### WORK TO DO
Repeat the data that follows, word for word, without the images.

### DATA SECTION
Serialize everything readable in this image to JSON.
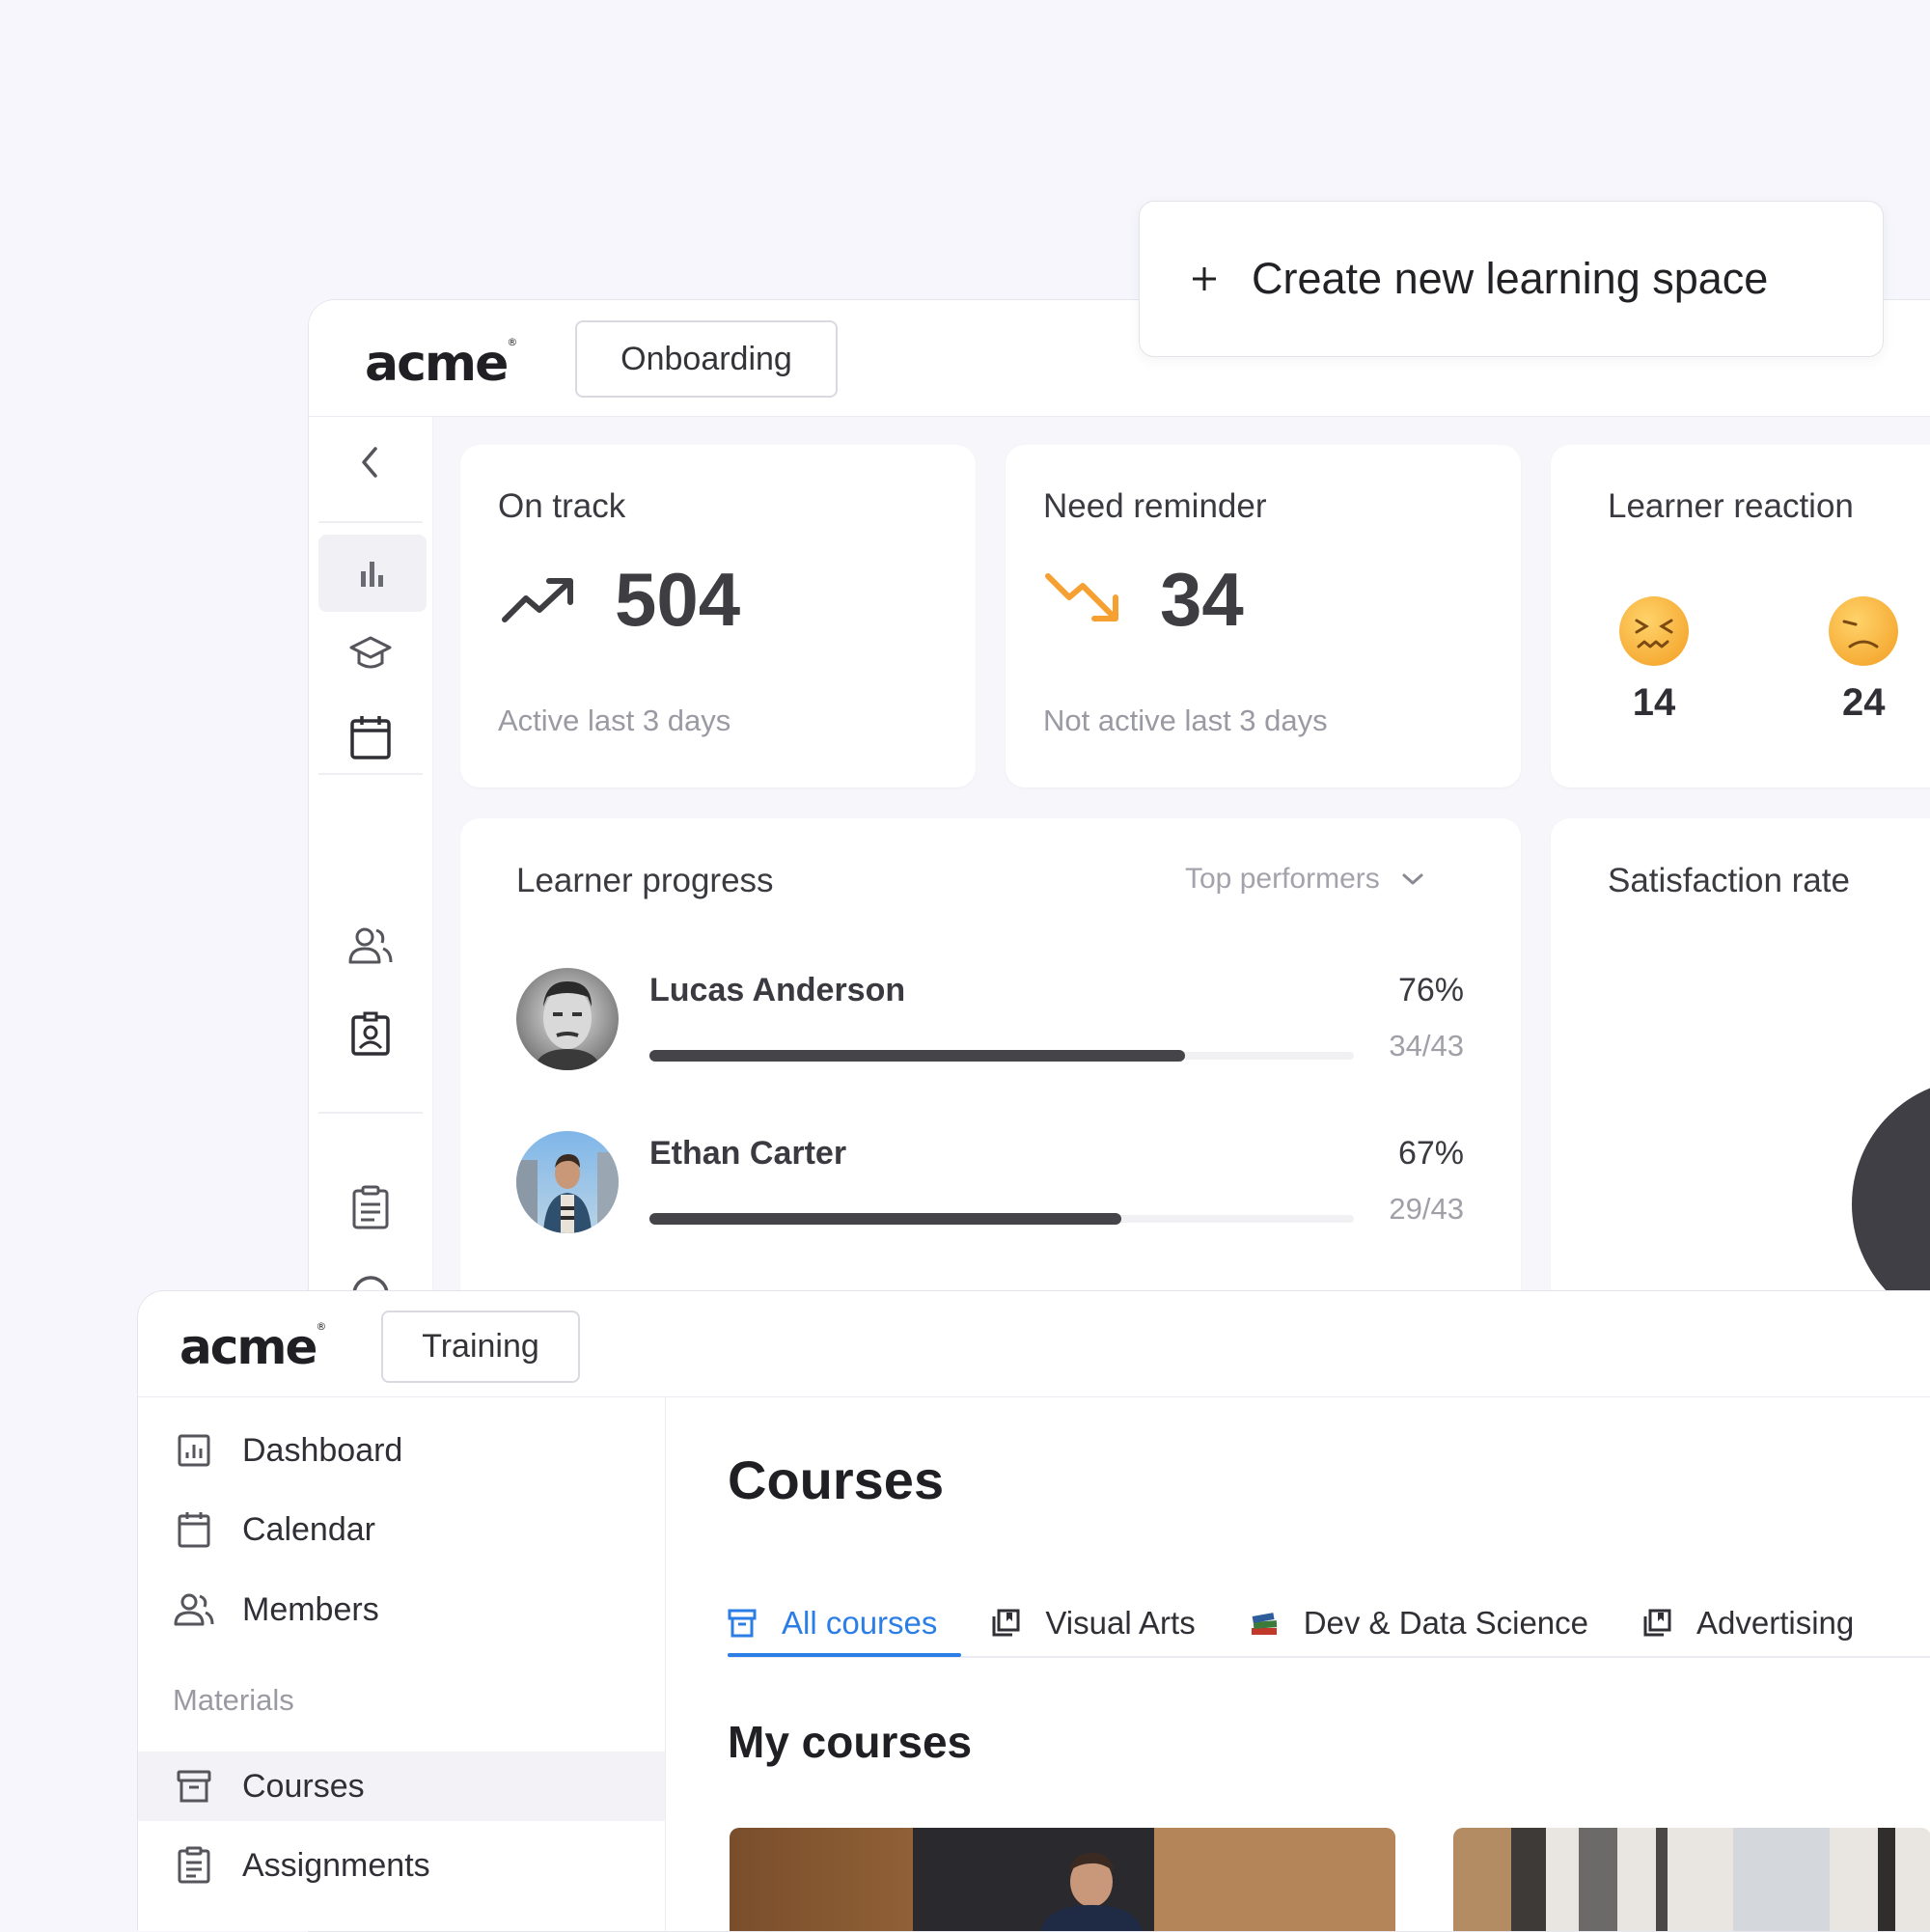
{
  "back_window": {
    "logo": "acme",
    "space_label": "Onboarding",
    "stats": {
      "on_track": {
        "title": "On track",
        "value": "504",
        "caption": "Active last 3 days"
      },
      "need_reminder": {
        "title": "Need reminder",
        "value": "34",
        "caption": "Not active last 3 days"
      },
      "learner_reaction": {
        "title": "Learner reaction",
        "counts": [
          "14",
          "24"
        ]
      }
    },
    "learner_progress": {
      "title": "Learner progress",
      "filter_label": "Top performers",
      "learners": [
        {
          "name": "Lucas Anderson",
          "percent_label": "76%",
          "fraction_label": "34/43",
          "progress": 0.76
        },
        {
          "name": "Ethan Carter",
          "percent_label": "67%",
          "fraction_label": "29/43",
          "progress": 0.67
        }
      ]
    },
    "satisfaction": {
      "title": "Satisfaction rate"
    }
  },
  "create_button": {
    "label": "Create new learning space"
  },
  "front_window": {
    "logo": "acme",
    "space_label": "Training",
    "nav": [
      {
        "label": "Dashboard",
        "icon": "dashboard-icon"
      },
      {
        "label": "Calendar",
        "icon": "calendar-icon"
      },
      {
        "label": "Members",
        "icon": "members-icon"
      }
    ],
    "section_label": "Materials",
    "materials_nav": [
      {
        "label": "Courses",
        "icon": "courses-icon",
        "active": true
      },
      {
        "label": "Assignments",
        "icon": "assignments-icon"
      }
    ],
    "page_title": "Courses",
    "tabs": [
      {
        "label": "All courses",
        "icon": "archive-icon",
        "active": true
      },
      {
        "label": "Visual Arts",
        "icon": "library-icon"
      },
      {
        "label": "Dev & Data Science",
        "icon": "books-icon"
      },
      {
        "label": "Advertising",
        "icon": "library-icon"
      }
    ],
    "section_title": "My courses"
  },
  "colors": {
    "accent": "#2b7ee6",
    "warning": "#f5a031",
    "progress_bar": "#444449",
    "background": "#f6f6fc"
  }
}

### CORRECT ANSWER
Serialize everything readable in this image to JSON.
{
  "back_window": {
    "logo": "acme",
    "space_label": "Onboarding",
    "stats": {
      "on_track": {
        "title": "On track",
        "value": "504",
        "caption": "Active last 3 days"
      },
      "need_reminder": {
        "title": "Need reminder",
        "value": "34",
        "caption": "Not active last 3 days"
      },
      "learner_reaction": {
        "title": "Learner reaction",
        "counts": [
          "14",
          "24"
        ]
      }
    },
    "learner_progress": {
      "title": "Learner progress",
      "filter_label": "Top performers",
      "learners": [
        {
          "name": "Lucas Anderson",
          "percent_label": "76%",
          "fraction_label": "34/43",
          "progress": 0.76
        },
        {
          "name": "Ethan Carter",
          "percent_label": "67%",
          "fraction_label": "29/43",
          "progress": 0.67
        }
      ]
    },
    "satisfaction": {
      "title": "Satisfaction rate"
    }
  },
  "create_button": {
    "label": "Create new learning space"
  },
  "front_window": {
    "logo": "acme",
    "space_label": "Training",
    "nav": [
      {
        "label": "Dashboard",
        "icon": "dashboard-icon"
      },
      {
        "label": "Calendar",
        "icon": "calendar-icon"
      },
      {
        "label": "Members",
        "icon": "members-icon"
      }
    ],
    "section_label": "Materials",
    "materials_nav": [
      {
        "label": "Courses",
        "icon": "courses-icon",
        "active": true
      },
      {
        "label": "Assignments",
        "icon": "assignments-icon"
      }
    ],
    "page_title": "Courses",
    "tabs": [
      {
        "label": "All courses",
        "icon": "archive-icon",
        "active": true
      },
      {
        "label": "Visual Arts",
        "icon": "library-icon"
      },
      {
        "label": "Dev & Data Science",
        "icon": "books-icon"
      },
      {
        "label": "Advertising",
        "icon": "library-icon"
      }
    ],
    "section_title": "My courses"
  },
  "colors": {
    "accent": "#2b7ee6",
    "warning": "#f5a031",
    "progress_bar": "#444449",
    "background": "#f6f6fc"
  }
}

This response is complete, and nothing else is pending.